Geleceği dünden görmek.

nedensiz35

New member
Nusret KEBAPÇI

Bir süredir ülkemizde bir keşmekeş yaşanıyor. Tabi bu keşmekeş içinde de saplar samanlar birbirine karışıyor.
Son günlerde hangi gazeteyi açsanız AB’nin ya da ABD’nin ülkemize tayin ettiği bir kısım sömürge valilerinin açıklamalarını mutlaka göreceksiniz.
Bir gün Borosso konuşuyor…
Bir gün Lagendik…
Bir gün Olli Rehn…
Değinmedikleri konu ise neredeyse hemen hemen kalmıyor.
Konuşmadıkları ne AKP’ nin kapatılması kalıyor.
Ne türban ve laiklik…
Ne de ekonomik durum…
Aslında sadece bu kadar da değil…
Çoğu zaman o kadar ileri gidiyorlar ki, işi muhalefet partilerine dil uzatmaya…
Dahası…
Onlarla söz düellosuna kadar bile götürüyorlar.
İşin garibi de hiç kimse, bunlara siz kimsiniz?
Ya da, ne hakla böyle konuşuyorsunuz demiyor.
Hatta tüm bunlara ses çıkarılmadığı gibi…
Aramızdan bazıları, AB’ ye girmek adına
Sözüm ona demokrasi adı altında, AB’nin “Türkiye’yi ıslah etme,
Yola getirme” süreçlerine de destek vermektedir.”
Büyük önder Mustafa Kemal ATATÜRK geçmişte bu tavrı alan işbirlikçilere mandacılara şu sözleriyle çok güzel yanıt vermiştir
“Avrupa’nın bütün ilerlemesine yükselmesine ve medenileşmesine karşılık Türkiye tam tersine gerilemiş ve düşüş vadisine yuvarlanadurmuştur. Artık vaziyeti düzeltmek için mutlaka Avrupa’dan nasihat almak, bütün işleri Avrupa’nın emellerine göre uygun yapmak, yürümek, bütün dersleri Avrupa’dan almak gibi bir takım zihniyetler belirdi. Hâlbuki hangi istiklal vardır ki ecnebilerin nasihatiyle, ecnebilerin planlarıyla yükseltilebilsin? Tarih böyle bir hadiseyi kaydetmemiştir. Tarihte, böyle bir olay yaratmaya kalkışanlar, zehirli sonuçlarla karşılaşmışlardır. İşte Türkiye de, bu yanlış zihniyetle sakat olan bazı yöneticiler yüzünden, her saat, her gün, her yüzyıl, biraz daha çok gerilemiş, daha çok düşmüştür.”

Görev tanımı: AB yetkililerinin açıklamalarını eleştiren yazıyı son cümlesinden sonra sürdürün.

Veri dökümü:
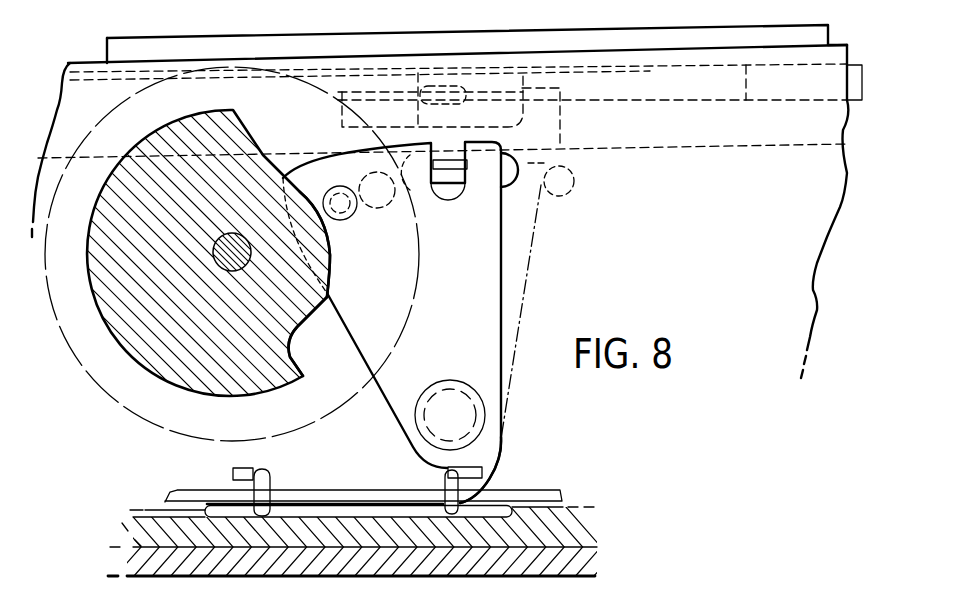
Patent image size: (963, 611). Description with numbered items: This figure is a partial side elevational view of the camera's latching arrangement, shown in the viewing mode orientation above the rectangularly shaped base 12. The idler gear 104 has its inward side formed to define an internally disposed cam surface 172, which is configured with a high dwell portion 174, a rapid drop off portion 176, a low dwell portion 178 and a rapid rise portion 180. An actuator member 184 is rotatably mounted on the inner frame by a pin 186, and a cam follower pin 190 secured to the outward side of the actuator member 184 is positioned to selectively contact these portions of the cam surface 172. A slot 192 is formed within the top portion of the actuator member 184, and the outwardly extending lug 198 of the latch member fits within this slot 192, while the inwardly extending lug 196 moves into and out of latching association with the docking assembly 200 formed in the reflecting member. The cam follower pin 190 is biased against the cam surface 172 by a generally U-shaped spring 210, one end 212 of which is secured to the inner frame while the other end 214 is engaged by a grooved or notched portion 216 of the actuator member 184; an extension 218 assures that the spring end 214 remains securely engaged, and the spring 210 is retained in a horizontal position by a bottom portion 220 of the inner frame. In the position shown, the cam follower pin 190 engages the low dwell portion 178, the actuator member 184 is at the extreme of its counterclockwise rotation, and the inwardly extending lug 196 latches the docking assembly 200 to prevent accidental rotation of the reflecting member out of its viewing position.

Nihai sonuç:
6 Mart 1922 TBMM M.Kemal ATATÜRK

Atatürk, sadece AB mandacılarına değil, AB ve ABD den gelen talimatları yerine getirmeye çalışan, bu konuda hiç bir tereddüt göstermeyen korkak, zayıf devlet yöneticilerini de unutmamış. Onlara da
“Türkiye’nin, Türk halkının nasılsa başına geçmiş olan birtakım insanlar, galip düşmanlar karşısında, susmaya mahkûmmuş gibi, Türkiye’yi âtıl ve çekingen bir halde tutuyorlardı. Memleketin ve milletin çıkarlarının gerektiğini yapmakta korkak ve mütereddit idiler. Türkiye’de fikir adamları, âdetâ kendi kendilerine hakaret ediyorlardı. Diyorlardı ki: ‘Biz adam değiliz ve olamayız. Kendi kendimize adam olmamıza ihtimal yoktur.’ Bizim canımızı, tarihimizi, varlığımızı bize düşman olan, düşman olduğundan hiç şüphe edilmeyen Avrupalılara, kayıtsız şartsız bırakmak istiyorlardı. ‘Onlar bizi idare etsin’ diyorlardı.”
6 Mart 1922 TBMM M.Kemal ATATÜRK
Evet, yıl 2008
Sizce, değişen bir şey var mı?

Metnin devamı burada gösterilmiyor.